Aim of the task →
Extract the complete data exactly as given.

------------------------

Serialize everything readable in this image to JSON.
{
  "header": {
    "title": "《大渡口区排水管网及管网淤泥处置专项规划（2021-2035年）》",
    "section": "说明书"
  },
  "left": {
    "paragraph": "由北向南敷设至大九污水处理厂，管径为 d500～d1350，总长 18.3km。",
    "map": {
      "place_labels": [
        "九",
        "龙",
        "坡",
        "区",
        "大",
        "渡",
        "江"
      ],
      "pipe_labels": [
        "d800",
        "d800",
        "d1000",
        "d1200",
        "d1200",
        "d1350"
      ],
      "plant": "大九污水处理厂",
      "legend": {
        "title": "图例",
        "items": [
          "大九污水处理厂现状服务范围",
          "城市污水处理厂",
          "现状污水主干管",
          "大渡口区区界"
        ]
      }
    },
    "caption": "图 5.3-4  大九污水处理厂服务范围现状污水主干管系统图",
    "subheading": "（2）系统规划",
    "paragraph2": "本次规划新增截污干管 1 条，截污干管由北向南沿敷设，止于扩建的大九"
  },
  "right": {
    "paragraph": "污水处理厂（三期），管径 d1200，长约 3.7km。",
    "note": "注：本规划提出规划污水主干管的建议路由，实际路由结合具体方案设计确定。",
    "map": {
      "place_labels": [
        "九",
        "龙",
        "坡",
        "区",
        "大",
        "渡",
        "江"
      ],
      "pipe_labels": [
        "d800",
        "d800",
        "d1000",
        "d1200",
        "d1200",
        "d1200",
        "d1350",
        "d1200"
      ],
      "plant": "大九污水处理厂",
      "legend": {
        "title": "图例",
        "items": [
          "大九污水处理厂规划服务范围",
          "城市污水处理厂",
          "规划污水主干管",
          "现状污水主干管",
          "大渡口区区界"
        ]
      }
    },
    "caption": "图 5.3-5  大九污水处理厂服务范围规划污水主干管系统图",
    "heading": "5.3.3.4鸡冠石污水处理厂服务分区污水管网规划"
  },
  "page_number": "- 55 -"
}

------------------------

Correct response →
Serialize everything readable in this image to JSON.
{
  "header": {
    "title": "《大渡口区排水管网及管网淤泥处置专项规划（2021-2035年）》",
    "section": "说明书"
  },
  "left": {
    "paragraph": "由北向南敷设至大九污水处理厂，管径为 d500～d1350，总长 18.3km。",
    "map": {
      "place_labels": [
        "九",
        "龙",
        "坡",
        "区",
        "大",
        "渡",
        "江"
      ],
      "pipe_labels": [
        "d800",
        "d800",
        "d1000",
        "d1200",
        "d1200",
        "d1350"
      ],
      "plant": "大九污水处理厂",
      "legend": {
        "title": "图例",
        "items": [
          "大九污水处理厂现状服务范围",
          "城市污水处理厂",
          "现状污水主干管",
          "大渡口区区界"
        ]
      }
    },
    "caption": "图 5.3-4  大九污水处理厂服务范围现状污水主干管系统图",
    "subheading": "（2）系统规划",
    "paragraph2": "本次规划新增截污干管 1 条，截污干管由北向南沿敷设，止于扩建的大九"
  },
  "right": {
    "paragraph": "污水处理厂（三期），管径 d1200，长约 3.7km。",
    "note": "注：本规划提出规划污水主干管的建议路由，实际路由结合具体方案设计确定。",
    "map": {
      "place_labels": [
        "九",
        "龙",
        "坡",
        "区",
        "大",
        "渡",
        "江"
      ],
      "pipe_labels": [
        "d800",
        "d800",
        "d1000",
        "d1200",
        "d1200",
        "d1200",
        "d1350",
        "d1200"
      ],
      "plant": "大九污水处理厂",
      "legend": {
        "title": "图例",
        "items": [
          "大九污水处理厂规划服务范围",
          "城市污水处理厂",
          "规划污水主干管",
          "现状污水主干管",
          "大渡口区区界"
        ]
      }
    },
    "caption": "图 5.3-5  大九污水处理厂服务范围规划污水主干管系统图",
    "heading": "5.3.3.4鸡冠石污水处理厂服务分区污水管网规划"
  },
  "page_number": "- 55 -"
}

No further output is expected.